======== Extracted records

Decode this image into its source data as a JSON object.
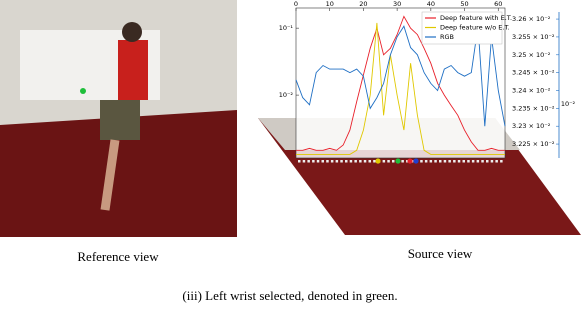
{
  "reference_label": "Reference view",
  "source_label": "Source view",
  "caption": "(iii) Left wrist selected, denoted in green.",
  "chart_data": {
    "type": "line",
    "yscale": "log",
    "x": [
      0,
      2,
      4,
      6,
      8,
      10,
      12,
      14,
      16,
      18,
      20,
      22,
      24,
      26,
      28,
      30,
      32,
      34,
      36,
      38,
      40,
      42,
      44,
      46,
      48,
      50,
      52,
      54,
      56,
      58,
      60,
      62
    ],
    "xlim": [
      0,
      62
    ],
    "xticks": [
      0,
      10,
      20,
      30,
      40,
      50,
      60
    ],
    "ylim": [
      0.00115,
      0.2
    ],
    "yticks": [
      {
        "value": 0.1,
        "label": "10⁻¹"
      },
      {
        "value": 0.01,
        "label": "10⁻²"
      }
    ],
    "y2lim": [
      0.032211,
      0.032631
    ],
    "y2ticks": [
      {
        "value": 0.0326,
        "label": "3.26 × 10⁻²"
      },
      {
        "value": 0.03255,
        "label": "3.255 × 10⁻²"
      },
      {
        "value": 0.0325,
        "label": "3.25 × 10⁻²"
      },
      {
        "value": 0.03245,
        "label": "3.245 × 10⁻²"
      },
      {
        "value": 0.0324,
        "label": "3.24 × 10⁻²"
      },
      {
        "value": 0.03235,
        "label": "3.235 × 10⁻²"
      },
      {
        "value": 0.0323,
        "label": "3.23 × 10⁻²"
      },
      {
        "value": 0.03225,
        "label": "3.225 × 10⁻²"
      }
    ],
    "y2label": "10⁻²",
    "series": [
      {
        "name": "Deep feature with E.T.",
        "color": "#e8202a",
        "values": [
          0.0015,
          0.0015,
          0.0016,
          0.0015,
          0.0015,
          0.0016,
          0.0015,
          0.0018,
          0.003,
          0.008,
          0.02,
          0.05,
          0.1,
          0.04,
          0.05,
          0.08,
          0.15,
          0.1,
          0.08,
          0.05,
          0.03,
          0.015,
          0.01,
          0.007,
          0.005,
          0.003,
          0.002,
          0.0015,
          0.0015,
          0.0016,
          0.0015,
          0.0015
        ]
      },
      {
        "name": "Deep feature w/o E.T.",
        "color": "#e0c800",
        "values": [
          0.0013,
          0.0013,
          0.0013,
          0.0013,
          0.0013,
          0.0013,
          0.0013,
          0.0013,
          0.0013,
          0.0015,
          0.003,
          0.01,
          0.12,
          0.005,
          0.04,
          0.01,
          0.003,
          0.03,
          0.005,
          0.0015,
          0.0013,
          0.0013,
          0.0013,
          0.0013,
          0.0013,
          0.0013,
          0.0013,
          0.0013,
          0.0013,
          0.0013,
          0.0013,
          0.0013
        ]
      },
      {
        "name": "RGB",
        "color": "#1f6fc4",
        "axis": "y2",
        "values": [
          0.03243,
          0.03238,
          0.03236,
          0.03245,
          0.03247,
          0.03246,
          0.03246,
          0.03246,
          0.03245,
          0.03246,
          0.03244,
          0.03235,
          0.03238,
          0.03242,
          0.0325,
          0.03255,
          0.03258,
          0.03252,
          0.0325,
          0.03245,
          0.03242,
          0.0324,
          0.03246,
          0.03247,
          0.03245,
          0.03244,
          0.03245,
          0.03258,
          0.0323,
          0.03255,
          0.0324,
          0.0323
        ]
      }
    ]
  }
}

================

▸ **Aim**: Return all lines containing "name".

▸ **Solution to this exercise**:
        "name": "Deep feature with E.T.",
        "name": "Deep feature w/o E.T.",
        "name": "RGB",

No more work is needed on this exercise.